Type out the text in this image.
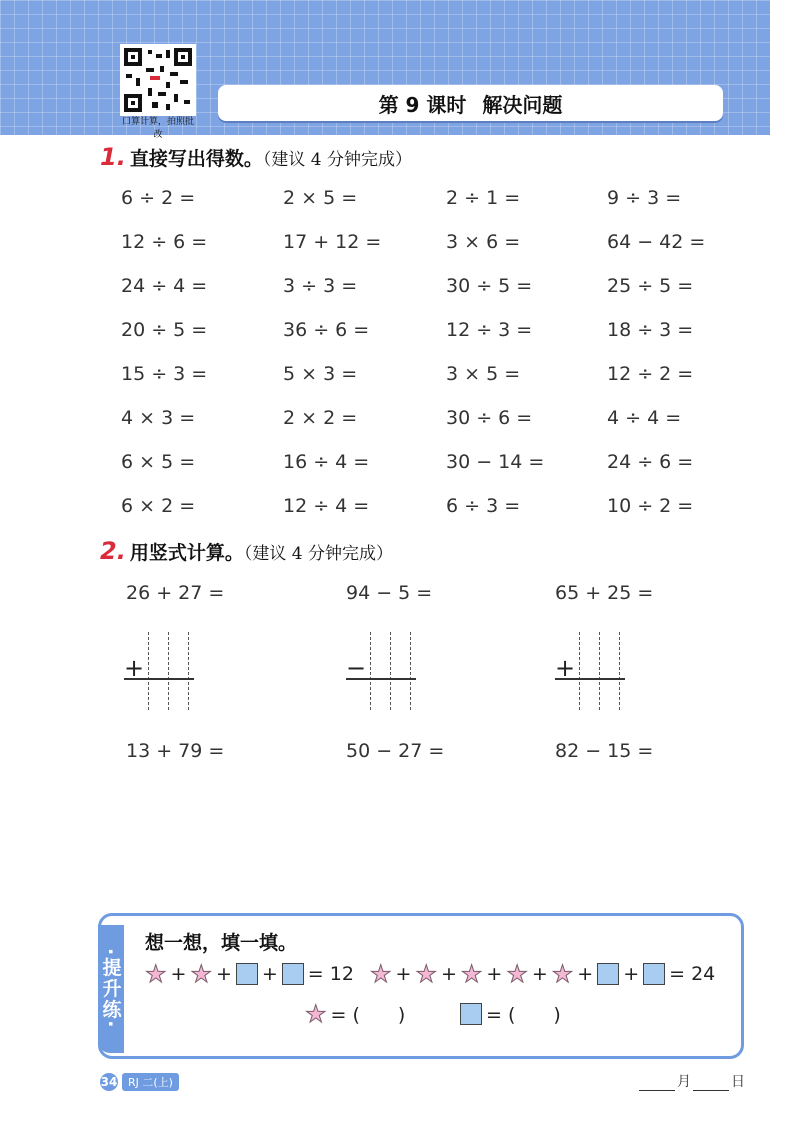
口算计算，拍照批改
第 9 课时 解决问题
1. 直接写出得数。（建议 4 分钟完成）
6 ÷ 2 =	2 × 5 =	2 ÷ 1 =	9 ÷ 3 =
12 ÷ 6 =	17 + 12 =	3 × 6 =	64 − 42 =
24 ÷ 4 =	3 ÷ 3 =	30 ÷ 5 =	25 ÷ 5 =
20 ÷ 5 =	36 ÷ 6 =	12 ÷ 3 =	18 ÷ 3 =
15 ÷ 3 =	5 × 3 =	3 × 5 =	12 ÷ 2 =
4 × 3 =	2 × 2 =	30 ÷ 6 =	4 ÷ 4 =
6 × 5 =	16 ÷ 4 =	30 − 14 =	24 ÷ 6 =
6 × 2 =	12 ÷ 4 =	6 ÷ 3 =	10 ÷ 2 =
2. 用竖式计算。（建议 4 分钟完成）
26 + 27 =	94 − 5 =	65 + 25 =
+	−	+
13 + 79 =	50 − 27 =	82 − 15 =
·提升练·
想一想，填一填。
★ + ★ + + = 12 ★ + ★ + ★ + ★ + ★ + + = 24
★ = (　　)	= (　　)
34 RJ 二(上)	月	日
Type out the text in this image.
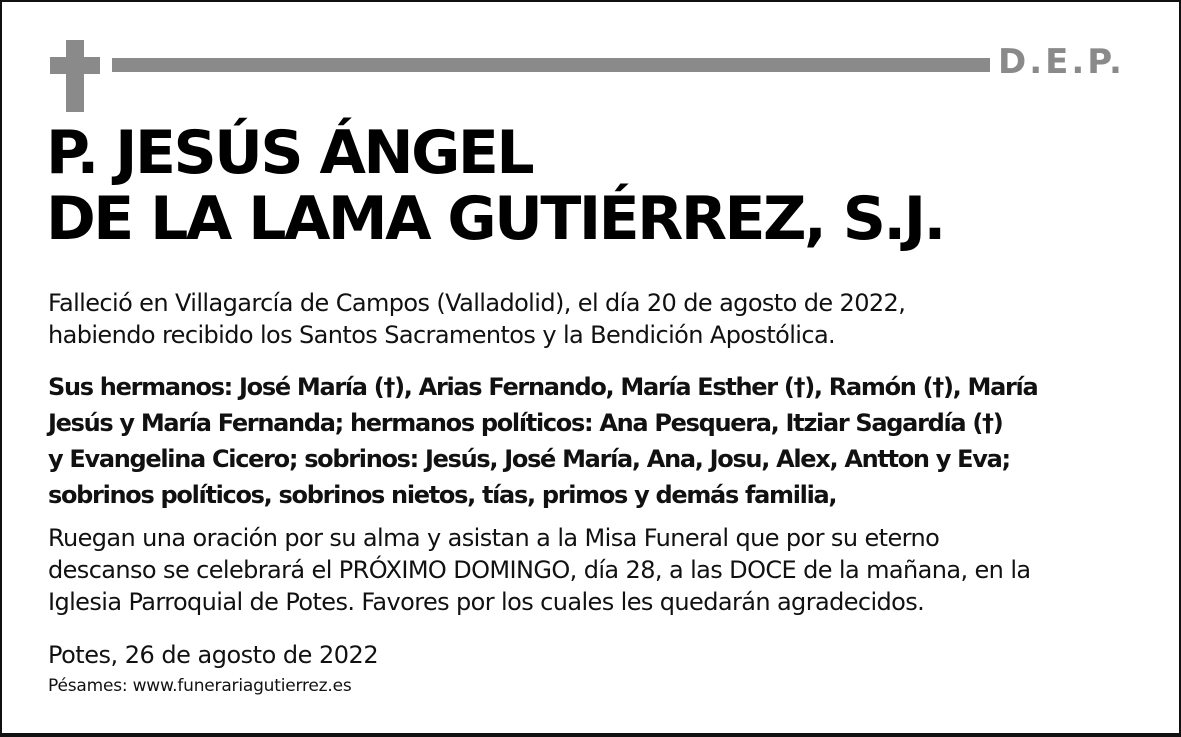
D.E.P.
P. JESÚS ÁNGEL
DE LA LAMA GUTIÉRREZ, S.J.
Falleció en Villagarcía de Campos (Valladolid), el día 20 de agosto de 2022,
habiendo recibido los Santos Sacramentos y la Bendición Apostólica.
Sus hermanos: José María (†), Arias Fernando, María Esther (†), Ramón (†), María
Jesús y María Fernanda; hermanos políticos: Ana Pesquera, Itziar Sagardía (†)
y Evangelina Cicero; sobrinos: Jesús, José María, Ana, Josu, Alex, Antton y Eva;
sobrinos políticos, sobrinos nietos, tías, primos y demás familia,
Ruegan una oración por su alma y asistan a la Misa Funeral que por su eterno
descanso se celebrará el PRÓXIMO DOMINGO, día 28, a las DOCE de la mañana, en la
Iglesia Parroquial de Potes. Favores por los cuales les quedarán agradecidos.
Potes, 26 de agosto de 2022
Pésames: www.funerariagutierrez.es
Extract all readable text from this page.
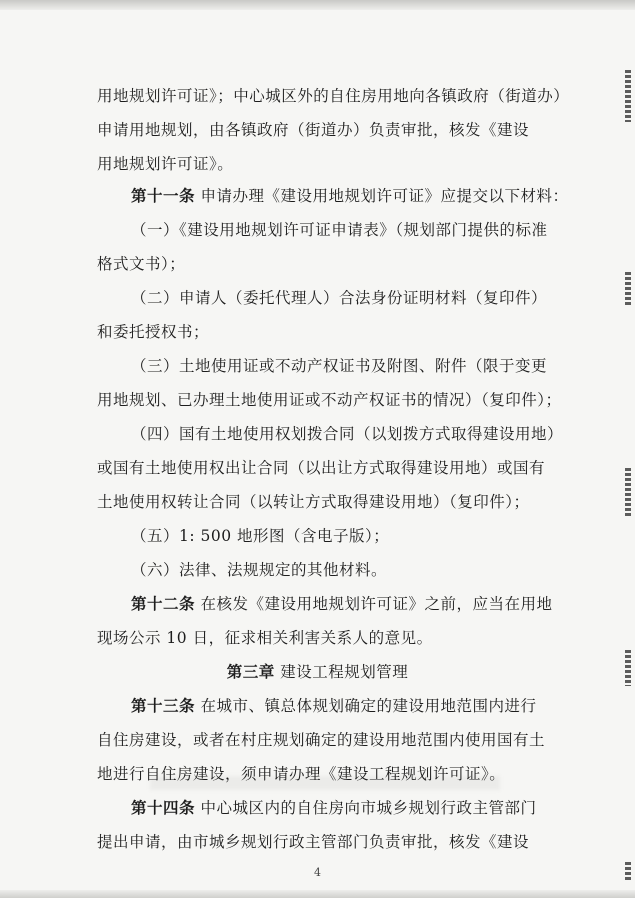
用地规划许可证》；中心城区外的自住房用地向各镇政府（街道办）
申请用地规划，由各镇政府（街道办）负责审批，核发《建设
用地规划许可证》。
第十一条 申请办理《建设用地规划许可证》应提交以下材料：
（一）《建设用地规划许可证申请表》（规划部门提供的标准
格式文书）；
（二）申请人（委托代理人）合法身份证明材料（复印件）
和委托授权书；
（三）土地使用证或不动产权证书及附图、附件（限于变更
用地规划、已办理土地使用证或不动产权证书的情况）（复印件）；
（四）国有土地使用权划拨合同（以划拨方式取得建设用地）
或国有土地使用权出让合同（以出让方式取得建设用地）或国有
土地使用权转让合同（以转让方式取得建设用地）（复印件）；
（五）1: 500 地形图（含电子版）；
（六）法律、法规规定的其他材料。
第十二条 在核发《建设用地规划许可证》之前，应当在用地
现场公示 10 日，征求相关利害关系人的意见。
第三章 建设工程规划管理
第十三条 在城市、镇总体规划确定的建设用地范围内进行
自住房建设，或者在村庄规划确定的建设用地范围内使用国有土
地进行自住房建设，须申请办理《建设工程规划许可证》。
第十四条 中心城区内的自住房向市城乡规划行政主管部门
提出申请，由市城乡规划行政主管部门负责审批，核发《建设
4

- - -

▶ What is required: Read through the lines above and collect those that contain the string "Potes".

▶ Answer to this exercise:
Iglesia Parroquial de Potes. Favores por los cuales les quedarán agradecidos.
Potes, 26 de agosto de 2022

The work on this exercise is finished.